* begin Entries supplied *

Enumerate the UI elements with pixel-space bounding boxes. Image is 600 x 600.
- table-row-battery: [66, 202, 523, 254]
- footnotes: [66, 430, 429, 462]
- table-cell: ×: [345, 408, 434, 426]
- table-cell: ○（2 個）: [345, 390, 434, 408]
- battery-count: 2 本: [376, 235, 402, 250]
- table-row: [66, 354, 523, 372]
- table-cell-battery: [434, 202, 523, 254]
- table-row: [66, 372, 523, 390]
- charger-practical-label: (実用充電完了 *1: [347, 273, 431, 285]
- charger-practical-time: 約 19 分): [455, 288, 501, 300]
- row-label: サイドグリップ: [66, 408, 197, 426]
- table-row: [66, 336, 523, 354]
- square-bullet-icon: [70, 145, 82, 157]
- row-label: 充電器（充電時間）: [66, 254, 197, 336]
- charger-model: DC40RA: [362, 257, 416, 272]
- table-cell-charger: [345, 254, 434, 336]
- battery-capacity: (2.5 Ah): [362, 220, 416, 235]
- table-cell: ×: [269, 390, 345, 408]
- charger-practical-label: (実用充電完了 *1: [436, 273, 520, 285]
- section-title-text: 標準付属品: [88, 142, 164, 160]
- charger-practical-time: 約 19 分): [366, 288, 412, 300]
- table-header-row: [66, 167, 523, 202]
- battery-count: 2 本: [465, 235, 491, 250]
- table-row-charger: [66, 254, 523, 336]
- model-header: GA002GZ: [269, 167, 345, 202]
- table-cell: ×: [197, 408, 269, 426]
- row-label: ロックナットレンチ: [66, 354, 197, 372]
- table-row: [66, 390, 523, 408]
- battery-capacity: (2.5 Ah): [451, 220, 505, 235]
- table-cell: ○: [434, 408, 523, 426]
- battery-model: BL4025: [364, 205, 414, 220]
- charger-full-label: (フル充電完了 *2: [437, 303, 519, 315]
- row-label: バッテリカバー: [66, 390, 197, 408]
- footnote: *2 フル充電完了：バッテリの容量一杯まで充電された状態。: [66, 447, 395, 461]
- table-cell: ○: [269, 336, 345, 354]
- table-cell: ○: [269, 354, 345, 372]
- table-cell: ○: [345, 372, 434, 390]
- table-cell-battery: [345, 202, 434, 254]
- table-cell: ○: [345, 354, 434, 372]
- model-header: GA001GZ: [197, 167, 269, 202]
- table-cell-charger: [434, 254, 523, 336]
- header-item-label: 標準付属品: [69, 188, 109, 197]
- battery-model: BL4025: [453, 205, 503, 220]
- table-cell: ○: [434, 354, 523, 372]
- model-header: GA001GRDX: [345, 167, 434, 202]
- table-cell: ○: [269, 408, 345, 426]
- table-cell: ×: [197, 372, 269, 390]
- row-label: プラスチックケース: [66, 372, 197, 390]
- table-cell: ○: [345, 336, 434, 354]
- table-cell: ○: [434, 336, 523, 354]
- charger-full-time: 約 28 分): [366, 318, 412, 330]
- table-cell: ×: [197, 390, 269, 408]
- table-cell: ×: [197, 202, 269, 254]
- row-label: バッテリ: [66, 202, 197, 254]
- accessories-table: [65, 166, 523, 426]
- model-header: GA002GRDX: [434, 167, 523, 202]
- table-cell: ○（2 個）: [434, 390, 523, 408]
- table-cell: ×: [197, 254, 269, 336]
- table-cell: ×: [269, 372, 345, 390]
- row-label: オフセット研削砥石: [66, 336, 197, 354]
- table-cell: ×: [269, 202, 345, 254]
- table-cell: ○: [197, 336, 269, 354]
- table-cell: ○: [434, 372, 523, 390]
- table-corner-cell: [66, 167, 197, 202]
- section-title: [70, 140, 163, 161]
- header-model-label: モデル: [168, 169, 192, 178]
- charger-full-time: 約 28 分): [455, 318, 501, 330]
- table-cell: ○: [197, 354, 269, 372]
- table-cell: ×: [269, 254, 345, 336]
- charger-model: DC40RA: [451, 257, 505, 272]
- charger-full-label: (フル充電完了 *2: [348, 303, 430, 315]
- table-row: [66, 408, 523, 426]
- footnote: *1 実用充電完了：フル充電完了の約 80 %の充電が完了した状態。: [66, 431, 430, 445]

* end Entries supplied *

• _Problem details_
Turn the material, from its first line through the line holding "- square-bullet-icon: [70, 145, 82, 157]", inclusive, into a Markdown table with the columns Row and Line. Leave out any blank lines.

• _Task solution_
| Row | Line |
|---|---|
| 1 | Enumerate the UI elements with pixel-space bounding boxes. Image is 600 x 600. |
| 2 | - table-row-battery: [66, 202, 523, 254] |
| 3 | - footnotes: [66, 430, 429, 462] |
| 4 | - table-cell: ×: [345, 408, 434, 426] |
| 5 | - table-cell: ○（2 個）: [345, 390, 434, 408] |
| 6 | - battery-count: 2 本: [376, 235, 402, 250] |
| 7 | - table-row: [66, 354, 523, 372] |
| 8 | - table-cell-battery: [434, 202, 523, 254] |
| 9 | - table-row: [66, 372, 523, 390] |
| 10 | - charger-practical-label: (実用充電完了 *1: [347, 273, 431, 285] |
| 11 | - charger-practical-time: 約 19 分): [455, 288, 501, 300] |
| 12 | - row-label: サイドグリップ: [66, 408, 197, 426] |
| 13 | - table-row: [66, 336, 523, 354] |
| 14 | - square-bullet-icon: [70, 145, 82, 157] |